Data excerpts
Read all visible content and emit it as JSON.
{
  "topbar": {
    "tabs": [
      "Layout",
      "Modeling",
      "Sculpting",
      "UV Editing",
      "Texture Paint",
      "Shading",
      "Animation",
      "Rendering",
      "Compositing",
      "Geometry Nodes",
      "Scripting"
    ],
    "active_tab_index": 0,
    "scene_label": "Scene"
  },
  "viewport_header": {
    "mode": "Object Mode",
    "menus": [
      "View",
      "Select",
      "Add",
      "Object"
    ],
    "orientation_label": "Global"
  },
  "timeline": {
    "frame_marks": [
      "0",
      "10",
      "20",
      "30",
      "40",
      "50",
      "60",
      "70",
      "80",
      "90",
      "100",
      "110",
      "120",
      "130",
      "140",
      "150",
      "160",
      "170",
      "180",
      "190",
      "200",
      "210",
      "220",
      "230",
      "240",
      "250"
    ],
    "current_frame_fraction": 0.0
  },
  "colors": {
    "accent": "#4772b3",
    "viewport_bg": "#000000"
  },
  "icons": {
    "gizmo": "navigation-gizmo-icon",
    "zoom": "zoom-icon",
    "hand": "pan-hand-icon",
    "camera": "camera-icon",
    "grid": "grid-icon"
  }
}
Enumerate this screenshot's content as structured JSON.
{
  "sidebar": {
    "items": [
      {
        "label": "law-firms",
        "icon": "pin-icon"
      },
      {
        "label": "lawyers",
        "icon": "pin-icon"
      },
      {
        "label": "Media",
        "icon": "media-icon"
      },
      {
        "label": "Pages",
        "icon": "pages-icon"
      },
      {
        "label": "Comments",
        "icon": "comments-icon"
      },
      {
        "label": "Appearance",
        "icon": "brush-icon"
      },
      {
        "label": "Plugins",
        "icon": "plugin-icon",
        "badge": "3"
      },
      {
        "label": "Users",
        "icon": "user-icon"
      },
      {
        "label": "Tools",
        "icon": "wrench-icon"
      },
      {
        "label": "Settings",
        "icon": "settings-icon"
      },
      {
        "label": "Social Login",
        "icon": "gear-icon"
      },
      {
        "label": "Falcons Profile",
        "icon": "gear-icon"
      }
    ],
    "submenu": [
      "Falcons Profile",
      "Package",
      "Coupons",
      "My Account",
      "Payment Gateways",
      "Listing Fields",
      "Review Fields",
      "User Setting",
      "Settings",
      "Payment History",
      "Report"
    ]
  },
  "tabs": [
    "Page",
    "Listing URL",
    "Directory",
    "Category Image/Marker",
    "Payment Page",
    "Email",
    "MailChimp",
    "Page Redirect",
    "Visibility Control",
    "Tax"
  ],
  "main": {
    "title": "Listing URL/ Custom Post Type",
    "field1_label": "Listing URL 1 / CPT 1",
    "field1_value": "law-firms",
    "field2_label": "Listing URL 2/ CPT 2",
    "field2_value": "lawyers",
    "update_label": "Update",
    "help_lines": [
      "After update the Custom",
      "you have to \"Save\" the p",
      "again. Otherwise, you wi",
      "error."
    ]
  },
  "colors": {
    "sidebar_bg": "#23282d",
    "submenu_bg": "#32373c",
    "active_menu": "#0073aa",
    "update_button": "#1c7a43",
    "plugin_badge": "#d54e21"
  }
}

> What you will do
Would you give the material above again, complete and exact?

> Response to this task
Read all visible content and emit it as JSON.
{
  "topbar": {
    "tabs": [
      "Layout",
      "Modeling",
      "Sculpting",
      "UV Editing",
      "Texture Paint",
      "Shading",
      "Animation",
      "Rendering",
      "Compositing",
      "Geometry Nodes",
      "Scripting"
    ],
    "active_tab_index": 0,
    "scene_label": "Scene"
  },
  "viewport_header": {
    "mode": "Object Mode",
    "menus": [
      "View",
      "Select",
      "Add",
      "Object"
    ],
    "orientation_label": "Global"
  },
  "timeline": {
    "frame_marks": [
      "0",
      "10",
      "20",
      "30",
      "40",
      "50",
      "60",
      "70",
      "80",
      "90",
      "100",
      "110",
      "120",
      "130",
      "140",
      "150",
      "160",
      "170",
      "180",
      "190",
      "200",
      "210",
      "220",
      "230",
      "240",
      "250"
    ],
    "current_frame_fraction": 0.0
  },
  "colors": {
    "accent": "#4772b3",
    "viewport_bg": "#000000"
  },
  "icons": {
    "gizmo": "navigation-gizmo-icon",
    "zoom": "zoom-icon",
    "hand": "pan-hand-icon",
    "camera": "camera-icon",
    "grid": "grid-icon"
  }
}
Enumerate this screenshot's content as structured JSON.
{
  "sidebar": {
    "items": [
      {
        "label": "law-firms",
        "icon": "pin-icon"
      },
      {
        "label": "lawyers",
        "icon": "pin-icon"
      },
      {
        "label": "Media",
        "icon": "media-icon"
      },
      {
        "label": "Pages",
        "icon": "pages-icon"
      },
      {
        "label": "Comments",
        "icon": "comments-icon"
      },
      {
        "label": "Appearance",
        "icon": "brush-icon"
      },
      {
        "label": "Plugins",
        "icon": "plugin-icon",
        "badge": "3"
      },
      {
        "label": "Users",
        "icon": "user-icon"
      },
      {
        "label": "Tools",
        "icon": "wrench-icon"
      },
      {
        "label": "Settings",
        "icon": "settings-icon"
      },
      {
        "label": "Social Login",
        "icon": "gear-icon"
      },
      {
        "label": "Falcons Profile",
        "icon": "gear-icon"
      }
    ],
    "submenu": [
      "Falcons Profile",
      "Package",
      "Coupons",
      "My Account",
      "Payment Gateways",
      "Listing Fields",
      "Review Fields",
      "User Setting",
      "Settings",
      "Payment History",
      "Report"
    ]
  },
  "tabs": [
    "Page",
    "Listing URL",
    "Directory",
    "Category Image/Marker",
    "Payment Page",
    "Email",
    "MailChimp",
    "Page Redirect",
    "Visibility Control",
    "Tax"
  ],
  "main": {
    "title": "Listing URL/ Custom Post Type",
    "field1_label": "Listing URL 1 / CPT 1",
    "field1_value": "law-firms",
    "field2_label": "Listing URL 2/ CPT 2",
    "field2_value": "lawyers",
    "update_label": "Update",
    "help_lines": [
      "After update the Custom",
      "you have to \"Save\" the p",
      "again. Otherwise, you wi",
      "error."
    ]
  },
  "colors": {
    "sidebar_bg": "#23282d",
    "submenu_bg": "#32373c",
    "active_menu": "#0073aa",
    "update_button": "#1c7a43",
    "plugin_badge": "#d54e21"
  }
}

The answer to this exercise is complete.